◆ Tasks to carry out
A: In the interview transcript, why was Oren curious about the older gentleman from Colorado at the retreat?
B: List the practices that the interview transcript says the week-long retreat in New Mexico covered.
C: Continue the interview transcript about communication skills, starting after its final line.

◆ Supplied passage
>>>
Terese: Then you have to go break chairs. [Oren: exactly]. Right? [Oren: Exactly] Yeah anything that you'd like to. We had this list of things we're going to talk about and we meandered in different places. So anything to share anything.

 

Oren: Yeah, I'd love to tell just a short story or two from a couple of my students about the power of these skills. I taught a retreat recently in New Mexico and about 25-30 people the whole week of mindfulness and communication and relational practice. Really wonderful experience. One of the participants was an older gentleman in his 70s from Colorado, didn't say much the whole week and I was very curious like, you know, what's going on for this guy?, kind of Midwestern sort of cowboy type assist seemed to be his kind of vibe. And so at the closing Circle, he did say one or two things, but at the closing Circle everyone's sharing, you know, just a few words of what they're taking away or what was meaningful for them on the mic gets around to him. And he says, you know. What I learned this week is that my wife is the person I talked to the most. But talk with the least. I'm going to change that when I go home. Really beautiful, really touching for me to hear that and there's that sense of you know at the heart of these tools and I say this multiple times in the book. Is that communication is not about what we say, the words matter, they're important in the end. They can help us in many ways to get clearer and build connection. But ultimately it's not about what we say. It's about where we're coming from and about the quality of understanding and connection that we're able to create. When we get present, when we actually show up, we can feel and experience the sense of mutuality. That you know communication is this kind of mysterious gift that we have to contact one another's unique world and experience. Yeah.
<<<
◆ Records provided
>>>
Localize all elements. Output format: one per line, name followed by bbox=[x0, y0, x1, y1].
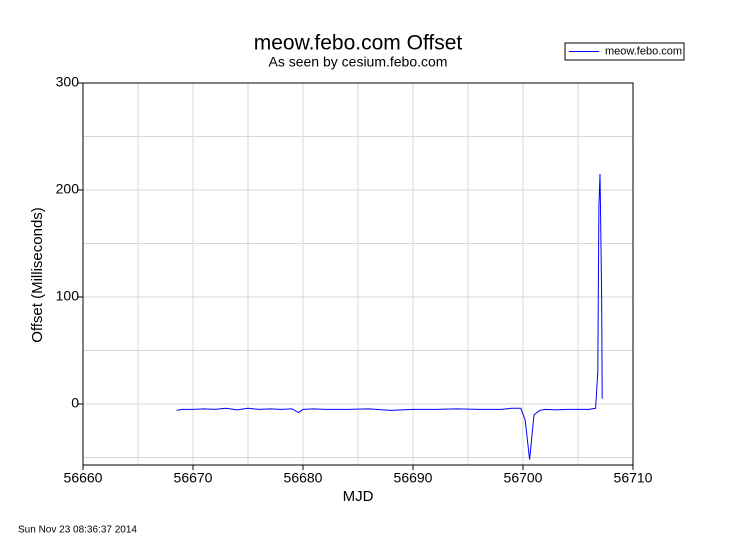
x-tick-label: 56680 bbox=[284, 470, 323, 486]
x-axis-label: MJD bbox=[343, 488, 374, 505]
legend-label: meow.febo.com bbox=[605, 45, 682, 57]
legend: meow.febo.com bbox=[564, 42, 685, 61]
y-tick-label: 200 bbox=[56, 181, 80, 197]
plot-frame bbox=[82, 82, 634, 466]
x-tick-label: 56690 bbox=[394, 470, 433, 486]
x-tick-label: 56710 bbox=[614, 470, 653, 486]
chart-subtitle: As seen by cesium.febo.com bbox=[269, 54, 448, 70]
data-line bbox=[176, 173, 603, 460]
x-tick-label: 56660 bbox=[64, 470, 103, 486]
legend-box bbox=[564, 42, 685, 61]
y-tick-label: 100 bbox=[56, 288, 80, 304]
chart-title: meow.febo.com Offset bbox=[254, 32, 463, 55]
y-tick-label: 300 bbox=[56, 74, 80, 90]
y-tick-label: 0 bbox=[71, 395, 79, 411]
timestamp: Sun Nov 23 08:36:37 2014 bbox=[18, 525, 137, 536]
y-axis-label: Offset (Milliseconds) bbox=[29, 207, 46, 343]
grid bbox=[82, 82, 634, 465]
x-tick-label: 56700 bbox=[504, 470, 543, 486]
x-tick-label: 56670 bbox=[174, 470, 213, 486]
<<<
◆ Outputs in order
A: Oren was curious because the man didn't say much the whole week.

B:
- Mindfulness
- Communication
- Relational practice

C:
 

Terese: Earlier when we were speaking backstage in the green room we were talking about when you don't quite know what to say or you don't have the answers being able to be in that space of just sorting through it out loud with somebody [ Oren: right ] together.

 

Oren: Yeah. Yeah. Yeah. It's one of the great gifts of communication training that I feel very fortunate to have been exposed. Through the nonviolent communication world and training of that, you know, we can really just trust our moment-to-moment experience and not even need to know what's going to come at the end of a sentence because there can be so much pressure to have it all figured out and wrapped up neatly and know what we're going to say, but just being able to contact what's actually happening in the moment and speak from that place or even if we're not naming everything that's happening because that's not always helpful depending on the situation and the context and the level of trust or safety that there is when we can be aware of that that can inform just in the moment what we're going to say next without needing to know what the resolution is.

 

Terese: Mmm. It’s that true curiosity of not knowing ahead of time where it's going to go.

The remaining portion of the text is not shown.